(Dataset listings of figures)
** START **

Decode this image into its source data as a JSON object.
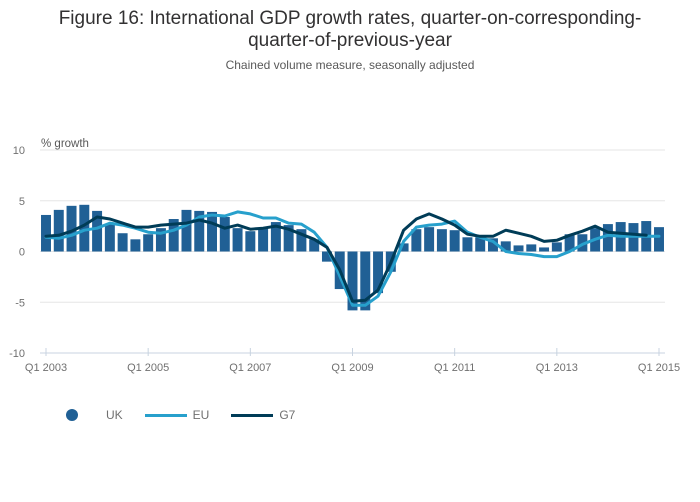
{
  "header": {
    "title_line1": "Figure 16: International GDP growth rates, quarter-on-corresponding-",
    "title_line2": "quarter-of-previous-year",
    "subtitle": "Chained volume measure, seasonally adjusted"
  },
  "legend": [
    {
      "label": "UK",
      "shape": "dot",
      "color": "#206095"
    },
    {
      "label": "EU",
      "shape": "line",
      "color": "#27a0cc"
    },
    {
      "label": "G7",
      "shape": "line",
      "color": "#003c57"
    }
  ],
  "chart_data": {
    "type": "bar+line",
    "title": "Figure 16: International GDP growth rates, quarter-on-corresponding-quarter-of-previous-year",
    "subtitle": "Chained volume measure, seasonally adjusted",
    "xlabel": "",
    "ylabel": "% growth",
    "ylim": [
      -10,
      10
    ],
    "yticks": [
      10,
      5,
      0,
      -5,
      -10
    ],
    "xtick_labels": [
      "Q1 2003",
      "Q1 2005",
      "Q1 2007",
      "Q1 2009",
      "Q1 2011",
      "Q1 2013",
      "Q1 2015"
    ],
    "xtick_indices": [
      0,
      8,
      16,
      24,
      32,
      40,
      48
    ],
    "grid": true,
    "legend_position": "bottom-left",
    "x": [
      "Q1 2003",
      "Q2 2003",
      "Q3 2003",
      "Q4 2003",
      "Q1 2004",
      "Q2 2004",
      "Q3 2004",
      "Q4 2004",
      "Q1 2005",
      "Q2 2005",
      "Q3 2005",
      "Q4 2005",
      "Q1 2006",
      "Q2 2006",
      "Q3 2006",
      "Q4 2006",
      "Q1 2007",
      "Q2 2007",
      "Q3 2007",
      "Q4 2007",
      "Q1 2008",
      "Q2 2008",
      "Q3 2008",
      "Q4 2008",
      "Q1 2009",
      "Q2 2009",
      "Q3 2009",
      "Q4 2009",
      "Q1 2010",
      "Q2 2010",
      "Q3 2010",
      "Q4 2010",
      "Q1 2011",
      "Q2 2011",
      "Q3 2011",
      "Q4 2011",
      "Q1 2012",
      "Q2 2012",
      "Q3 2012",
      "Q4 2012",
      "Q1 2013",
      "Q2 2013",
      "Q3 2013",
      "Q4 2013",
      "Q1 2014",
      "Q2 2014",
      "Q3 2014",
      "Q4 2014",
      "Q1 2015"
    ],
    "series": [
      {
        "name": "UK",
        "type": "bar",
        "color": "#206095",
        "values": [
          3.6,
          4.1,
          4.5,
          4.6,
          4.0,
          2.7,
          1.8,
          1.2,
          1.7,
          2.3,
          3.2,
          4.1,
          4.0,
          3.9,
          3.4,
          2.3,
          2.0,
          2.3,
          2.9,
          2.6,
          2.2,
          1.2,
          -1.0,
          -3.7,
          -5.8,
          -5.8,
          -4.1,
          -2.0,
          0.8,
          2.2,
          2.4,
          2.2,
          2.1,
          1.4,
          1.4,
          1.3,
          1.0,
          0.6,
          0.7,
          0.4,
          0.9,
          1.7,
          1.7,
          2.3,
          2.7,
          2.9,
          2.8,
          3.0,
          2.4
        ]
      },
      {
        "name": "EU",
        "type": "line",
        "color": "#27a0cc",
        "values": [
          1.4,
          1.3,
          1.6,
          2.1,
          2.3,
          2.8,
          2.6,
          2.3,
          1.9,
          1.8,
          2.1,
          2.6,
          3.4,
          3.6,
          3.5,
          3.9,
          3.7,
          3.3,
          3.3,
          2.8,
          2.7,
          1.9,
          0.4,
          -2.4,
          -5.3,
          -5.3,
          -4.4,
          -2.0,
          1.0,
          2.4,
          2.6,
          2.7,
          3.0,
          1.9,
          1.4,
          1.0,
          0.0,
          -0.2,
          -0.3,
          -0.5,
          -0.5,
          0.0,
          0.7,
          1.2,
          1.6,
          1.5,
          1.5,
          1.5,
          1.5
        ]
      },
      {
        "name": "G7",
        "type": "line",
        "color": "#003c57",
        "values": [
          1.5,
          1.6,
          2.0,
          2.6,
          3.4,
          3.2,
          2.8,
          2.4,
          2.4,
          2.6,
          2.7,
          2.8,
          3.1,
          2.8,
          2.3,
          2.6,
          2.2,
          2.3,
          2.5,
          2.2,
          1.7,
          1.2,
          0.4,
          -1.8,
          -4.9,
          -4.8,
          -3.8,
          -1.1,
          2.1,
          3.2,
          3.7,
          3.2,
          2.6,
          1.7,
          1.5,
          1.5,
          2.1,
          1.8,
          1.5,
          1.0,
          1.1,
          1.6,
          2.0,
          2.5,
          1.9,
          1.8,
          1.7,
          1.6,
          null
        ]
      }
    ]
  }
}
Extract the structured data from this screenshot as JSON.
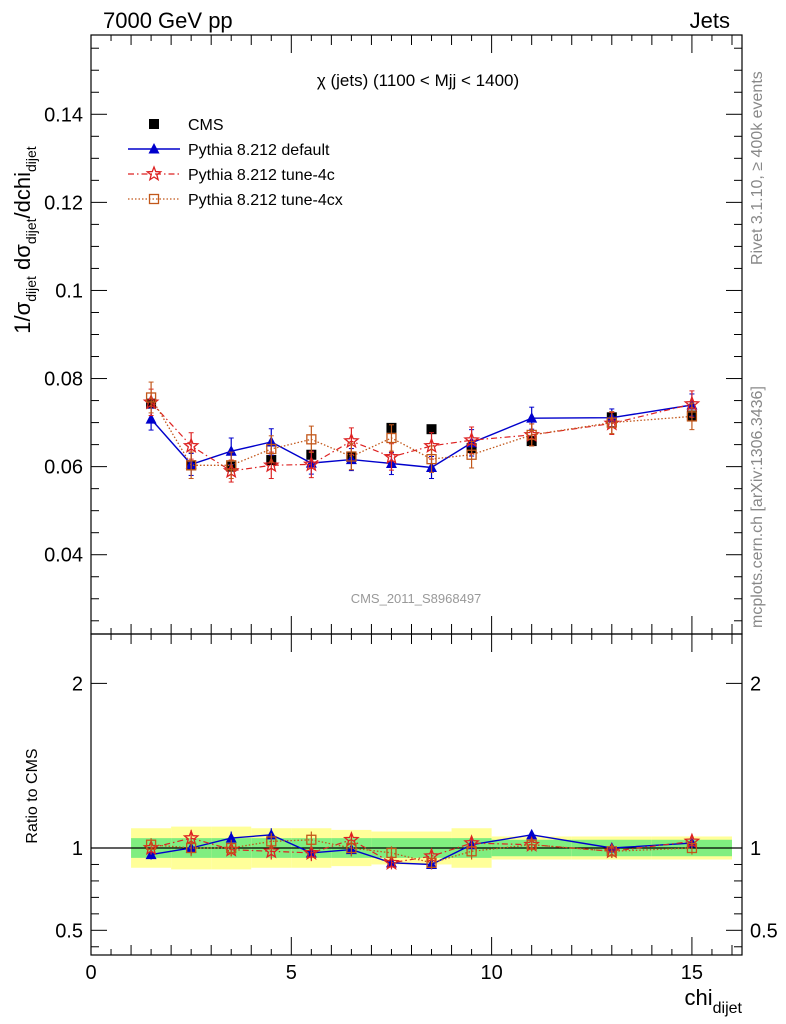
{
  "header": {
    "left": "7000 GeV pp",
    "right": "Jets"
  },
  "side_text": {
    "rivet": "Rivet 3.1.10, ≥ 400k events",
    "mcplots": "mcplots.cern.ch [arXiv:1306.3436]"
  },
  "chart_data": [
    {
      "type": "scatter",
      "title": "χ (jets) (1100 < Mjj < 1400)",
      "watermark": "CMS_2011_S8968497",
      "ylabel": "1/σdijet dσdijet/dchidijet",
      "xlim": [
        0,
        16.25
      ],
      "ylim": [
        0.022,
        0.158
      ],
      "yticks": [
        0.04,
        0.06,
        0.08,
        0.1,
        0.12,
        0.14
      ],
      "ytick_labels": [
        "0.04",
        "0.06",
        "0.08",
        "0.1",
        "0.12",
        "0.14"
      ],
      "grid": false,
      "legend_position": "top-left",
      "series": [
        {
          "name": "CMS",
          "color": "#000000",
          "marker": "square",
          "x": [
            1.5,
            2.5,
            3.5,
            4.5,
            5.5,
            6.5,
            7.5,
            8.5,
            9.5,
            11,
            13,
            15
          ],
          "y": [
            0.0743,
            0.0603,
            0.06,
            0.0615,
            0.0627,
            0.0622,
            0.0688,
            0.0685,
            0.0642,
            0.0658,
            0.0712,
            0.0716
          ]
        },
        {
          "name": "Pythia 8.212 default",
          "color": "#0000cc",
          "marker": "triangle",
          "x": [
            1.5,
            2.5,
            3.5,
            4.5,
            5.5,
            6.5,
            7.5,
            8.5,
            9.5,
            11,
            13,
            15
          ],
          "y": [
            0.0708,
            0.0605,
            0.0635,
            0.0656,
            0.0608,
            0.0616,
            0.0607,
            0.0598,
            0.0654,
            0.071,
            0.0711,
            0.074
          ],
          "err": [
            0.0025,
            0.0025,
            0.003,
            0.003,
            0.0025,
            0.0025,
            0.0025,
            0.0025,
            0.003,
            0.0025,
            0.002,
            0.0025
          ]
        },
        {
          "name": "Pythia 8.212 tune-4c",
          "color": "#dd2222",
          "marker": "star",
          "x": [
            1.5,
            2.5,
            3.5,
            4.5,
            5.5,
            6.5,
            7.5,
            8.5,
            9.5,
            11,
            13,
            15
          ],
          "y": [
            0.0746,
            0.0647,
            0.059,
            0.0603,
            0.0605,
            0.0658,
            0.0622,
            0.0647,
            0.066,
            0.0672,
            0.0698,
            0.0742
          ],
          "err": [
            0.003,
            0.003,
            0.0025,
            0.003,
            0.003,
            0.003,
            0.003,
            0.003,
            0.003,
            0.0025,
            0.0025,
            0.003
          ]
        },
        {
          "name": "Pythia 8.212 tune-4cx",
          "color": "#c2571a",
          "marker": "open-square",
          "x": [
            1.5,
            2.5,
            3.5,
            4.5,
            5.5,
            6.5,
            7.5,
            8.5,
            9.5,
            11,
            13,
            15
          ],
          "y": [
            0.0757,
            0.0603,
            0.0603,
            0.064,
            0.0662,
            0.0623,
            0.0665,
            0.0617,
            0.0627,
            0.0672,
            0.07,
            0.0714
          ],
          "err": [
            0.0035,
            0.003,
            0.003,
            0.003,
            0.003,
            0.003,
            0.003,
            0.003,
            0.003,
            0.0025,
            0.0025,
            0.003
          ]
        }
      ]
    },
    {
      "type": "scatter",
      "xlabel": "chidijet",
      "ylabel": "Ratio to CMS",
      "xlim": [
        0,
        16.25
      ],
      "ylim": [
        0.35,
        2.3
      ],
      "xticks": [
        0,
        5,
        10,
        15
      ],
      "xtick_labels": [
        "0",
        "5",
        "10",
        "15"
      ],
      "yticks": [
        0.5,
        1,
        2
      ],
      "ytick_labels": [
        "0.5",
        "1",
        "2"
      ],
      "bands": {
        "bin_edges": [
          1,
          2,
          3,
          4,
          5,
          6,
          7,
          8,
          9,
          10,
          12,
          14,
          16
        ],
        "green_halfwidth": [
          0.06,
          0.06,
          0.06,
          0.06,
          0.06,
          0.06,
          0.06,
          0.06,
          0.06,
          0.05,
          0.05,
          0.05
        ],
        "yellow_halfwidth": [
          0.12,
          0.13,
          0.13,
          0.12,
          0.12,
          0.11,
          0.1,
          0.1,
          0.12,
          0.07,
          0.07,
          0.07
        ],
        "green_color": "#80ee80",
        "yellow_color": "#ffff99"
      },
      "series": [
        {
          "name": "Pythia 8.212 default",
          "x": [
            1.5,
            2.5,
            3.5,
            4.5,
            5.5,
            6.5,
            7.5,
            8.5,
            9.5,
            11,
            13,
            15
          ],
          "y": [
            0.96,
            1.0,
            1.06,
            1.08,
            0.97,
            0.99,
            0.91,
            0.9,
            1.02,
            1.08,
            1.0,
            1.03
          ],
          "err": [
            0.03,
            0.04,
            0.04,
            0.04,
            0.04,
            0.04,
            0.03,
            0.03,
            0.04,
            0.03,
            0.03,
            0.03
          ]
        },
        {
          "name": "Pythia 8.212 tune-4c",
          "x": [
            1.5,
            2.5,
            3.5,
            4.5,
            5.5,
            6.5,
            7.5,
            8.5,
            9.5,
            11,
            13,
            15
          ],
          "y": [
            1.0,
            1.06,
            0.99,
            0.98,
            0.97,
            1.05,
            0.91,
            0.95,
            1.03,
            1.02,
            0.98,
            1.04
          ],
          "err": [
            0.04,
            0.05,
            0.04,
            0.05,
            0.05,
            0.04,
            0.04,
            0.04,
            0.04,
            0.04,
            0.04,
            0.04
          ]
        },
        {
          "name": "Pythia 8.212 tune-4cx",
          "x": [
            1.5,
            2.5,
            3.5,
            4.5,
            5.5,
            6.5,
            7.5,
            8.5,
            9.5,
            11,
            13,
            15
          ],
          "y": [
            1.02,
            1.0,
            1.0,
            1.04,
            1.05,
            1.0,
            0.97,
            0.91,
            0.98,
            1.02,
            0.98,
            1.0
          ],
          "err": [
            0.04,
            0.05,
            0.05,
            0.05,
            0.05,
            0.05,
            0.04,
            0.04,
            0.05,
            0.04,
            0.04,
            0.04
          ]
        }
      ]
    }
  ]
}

** END **

(TASK PROMPT)
Say only how many lines in the records carry the word "seasonally".

(THE RESPONSE)
2